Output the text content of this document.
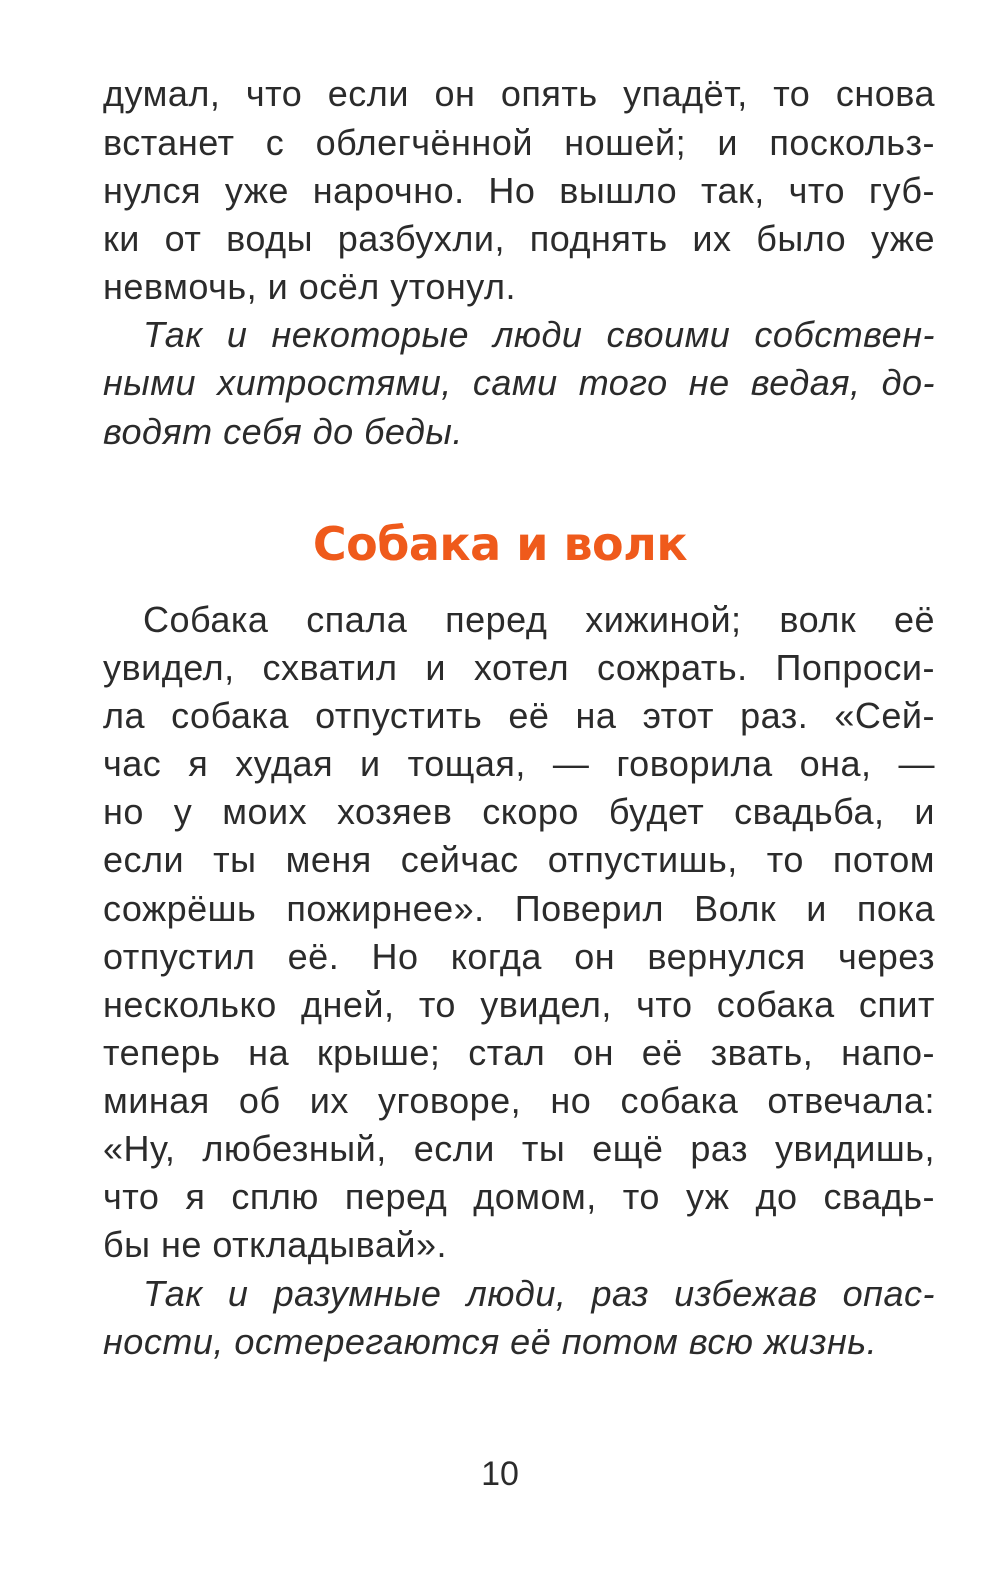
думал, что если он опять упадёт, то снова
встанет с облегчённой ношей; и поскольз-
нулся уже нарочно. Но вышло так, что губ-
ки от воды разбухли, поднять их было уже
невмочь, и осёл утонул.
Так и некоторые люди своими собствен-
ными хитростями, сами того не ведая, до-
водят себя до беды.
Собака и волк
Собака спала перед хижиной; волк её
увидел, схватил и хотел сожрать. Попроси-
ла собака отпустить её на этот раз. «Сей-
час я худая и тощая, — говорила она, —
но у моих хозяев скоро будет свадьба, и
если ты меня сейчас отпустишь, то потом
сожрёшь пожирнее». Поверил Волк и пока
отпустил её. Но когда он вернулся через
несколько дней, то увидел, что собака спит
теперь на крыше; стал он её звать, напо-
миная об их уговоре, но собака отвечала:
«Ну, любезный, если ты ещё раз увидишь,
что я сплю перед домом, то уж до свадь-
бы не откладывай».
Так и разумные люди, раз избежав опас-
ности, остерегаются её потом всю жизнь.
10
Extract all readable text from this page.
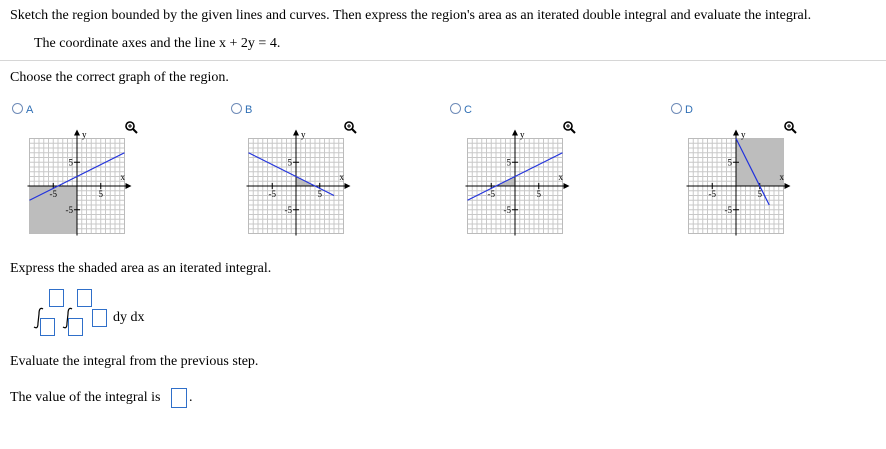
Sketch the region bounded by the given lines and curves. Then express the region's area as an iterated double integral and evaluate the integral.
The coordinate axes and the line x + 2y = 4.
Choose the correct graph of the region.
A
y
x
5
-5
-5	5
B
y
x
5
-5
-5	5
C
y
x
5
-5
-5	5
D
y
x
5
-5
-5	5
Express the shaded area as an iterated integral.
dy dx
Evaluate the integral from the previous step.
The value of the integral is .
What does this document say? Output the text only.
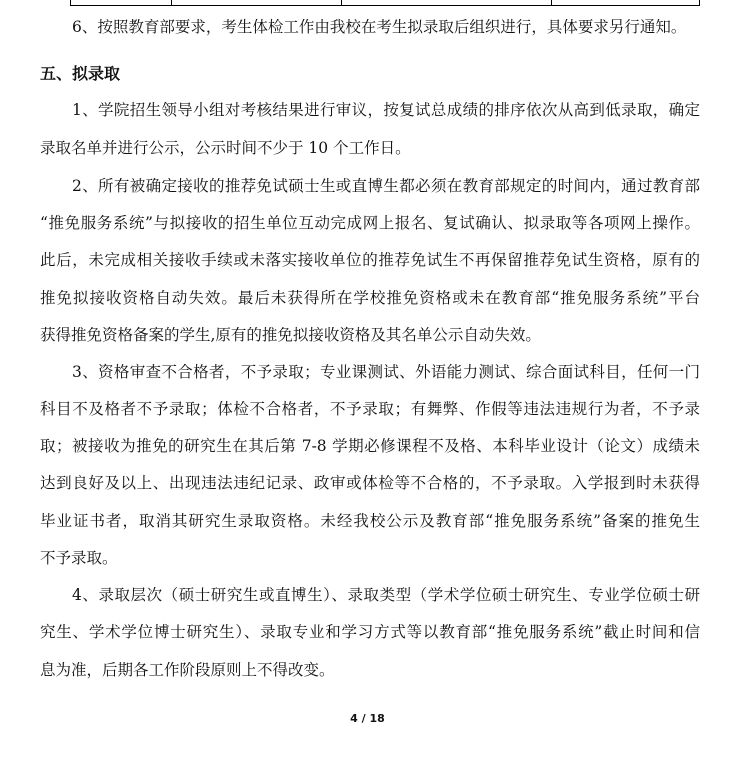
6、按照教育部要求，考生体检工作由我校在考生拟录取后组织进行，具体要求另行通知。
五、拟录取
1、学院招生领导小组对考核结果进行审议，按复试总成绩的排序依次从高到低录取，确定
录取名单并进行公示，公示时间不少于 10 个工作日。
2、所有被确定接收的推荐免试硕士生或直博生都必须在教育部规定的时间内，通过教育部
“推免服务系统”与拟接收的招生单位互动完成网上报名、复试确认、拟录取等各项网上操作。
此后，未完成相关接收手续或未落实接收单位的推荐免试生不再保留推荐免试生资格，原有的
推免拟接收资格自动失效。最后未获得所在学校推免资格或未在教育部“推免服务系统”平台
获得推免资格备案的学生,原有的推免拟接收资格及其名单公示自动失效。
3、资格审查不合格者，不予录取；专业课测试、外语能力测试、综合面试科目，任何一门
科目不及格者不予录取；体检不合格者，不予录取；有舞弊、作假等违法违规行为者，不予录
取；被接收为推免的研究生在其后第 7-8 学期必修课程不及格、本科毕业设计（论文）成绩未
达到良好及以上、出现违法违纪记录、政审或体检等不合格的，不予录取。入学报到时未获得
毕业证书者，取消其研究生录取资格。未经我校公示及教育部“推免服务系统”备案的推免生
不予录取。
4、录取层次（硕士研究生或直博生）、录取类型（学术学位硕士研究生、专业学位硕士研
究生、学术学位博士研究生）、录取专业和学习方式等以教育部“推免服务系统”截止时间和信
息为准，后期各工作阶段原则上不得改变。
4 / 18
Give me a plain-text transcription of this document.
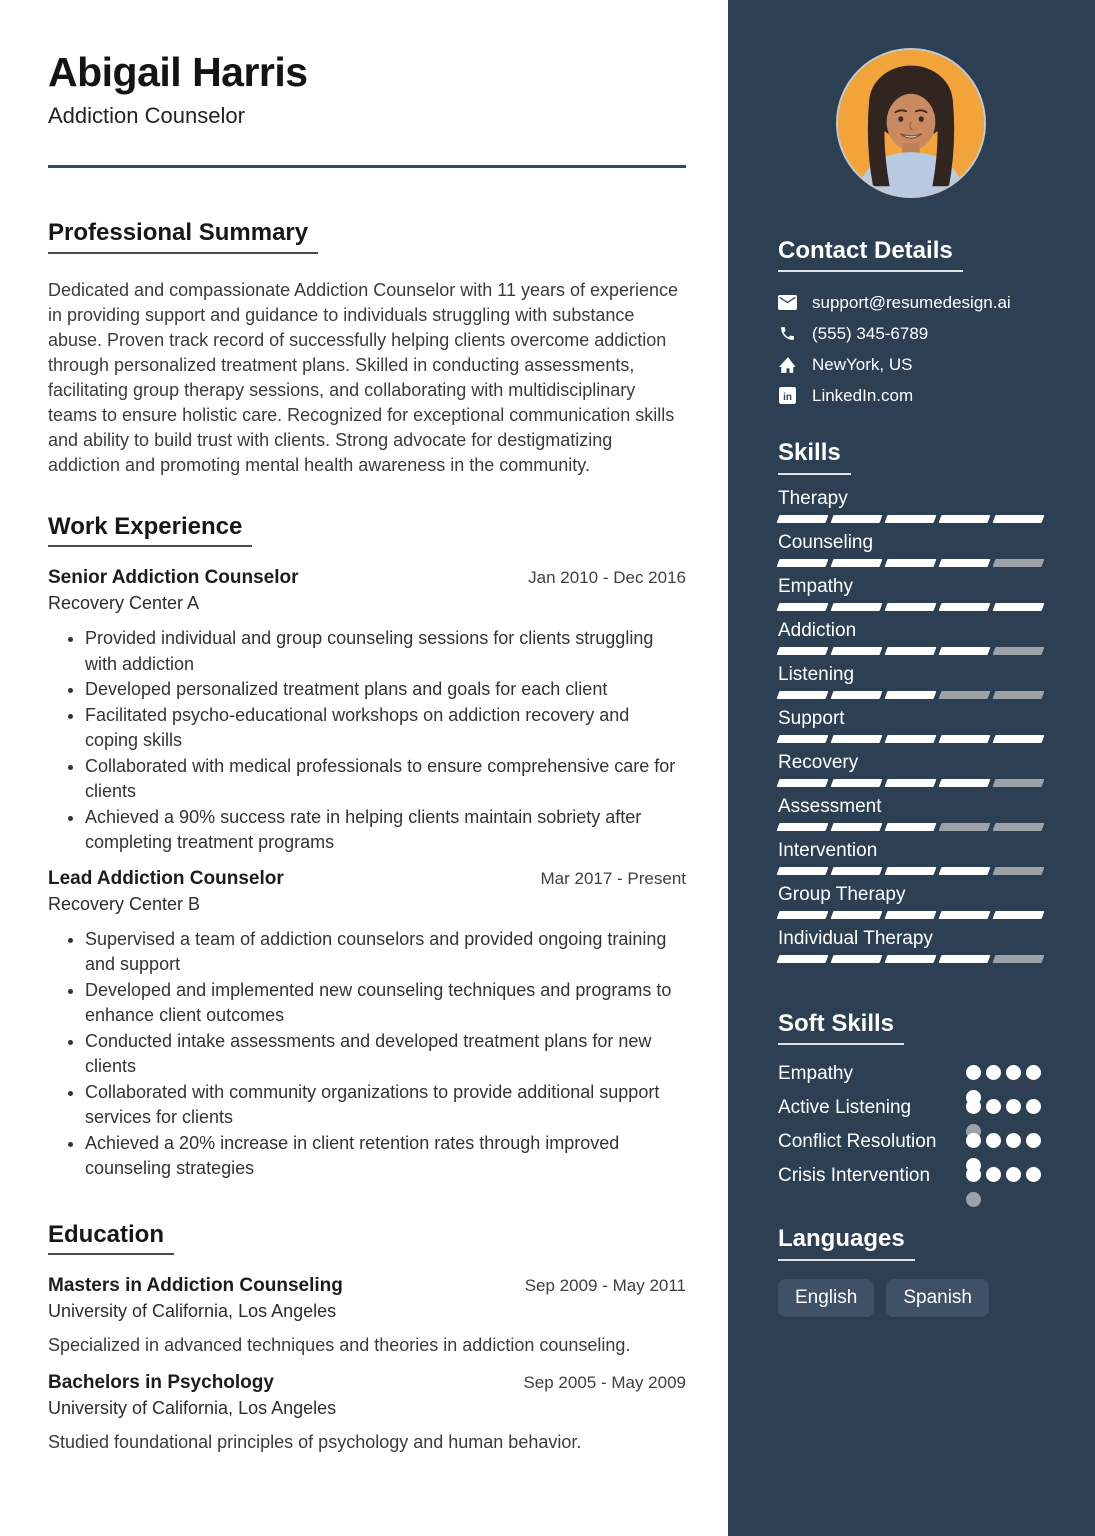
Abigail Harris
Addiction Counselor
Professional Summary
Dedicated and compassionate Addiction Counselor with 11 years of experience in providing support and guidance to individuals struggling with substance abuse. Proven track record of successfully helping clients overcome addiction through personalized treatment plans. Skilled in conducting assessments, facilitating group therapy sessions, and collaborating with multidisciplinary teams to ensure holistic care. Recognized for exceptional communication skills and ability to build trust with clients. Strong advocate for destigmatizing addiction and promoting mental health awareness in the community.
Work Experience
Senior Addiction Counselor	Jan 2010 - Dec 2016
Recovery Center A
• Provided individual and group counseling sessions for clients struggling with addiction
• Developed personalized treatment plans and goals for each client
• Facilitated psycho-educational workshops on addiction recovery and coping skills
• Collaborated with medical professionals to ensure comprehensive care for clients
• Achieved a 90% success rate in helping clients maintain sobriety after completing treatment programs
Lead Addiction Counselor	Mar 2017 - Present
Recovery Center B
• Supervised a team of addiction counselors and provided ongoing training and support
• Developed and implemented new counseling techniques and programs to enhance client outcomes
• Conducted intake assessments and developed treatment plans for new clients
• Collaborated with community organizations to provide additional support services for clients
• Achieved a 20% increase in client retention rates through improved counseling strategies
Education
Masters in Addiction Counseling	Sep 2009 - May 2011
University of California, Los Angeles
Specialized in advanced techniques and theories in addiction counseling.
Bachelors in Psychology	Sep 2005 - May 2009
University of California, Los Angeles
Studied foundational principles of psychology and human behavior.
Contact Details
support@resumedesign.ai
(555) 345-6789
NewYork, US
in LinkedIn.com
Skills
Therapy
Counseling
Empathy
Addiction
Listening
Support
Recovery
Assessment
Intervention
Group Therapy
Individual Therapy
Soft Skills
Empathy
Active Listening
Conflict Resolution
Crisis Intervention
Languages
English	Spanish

** WHAT THIS TASK INVOLVES **
Out of the preceding entries, pull every line containing the string "不予录取".

** TASK ANSWER **
3、资格审查不合格者，不予录取；专业课测试、外语能力测试、综合面试科目，任何一门
科目不及格者不予录取；体检不合格者，不予录取；有舞弊、作假等违法违规行为者，不予录
达到良好及以上、出现违法违纪记录、政审或体检等不合格的，不予录取。入学报到时未获得
不予录取。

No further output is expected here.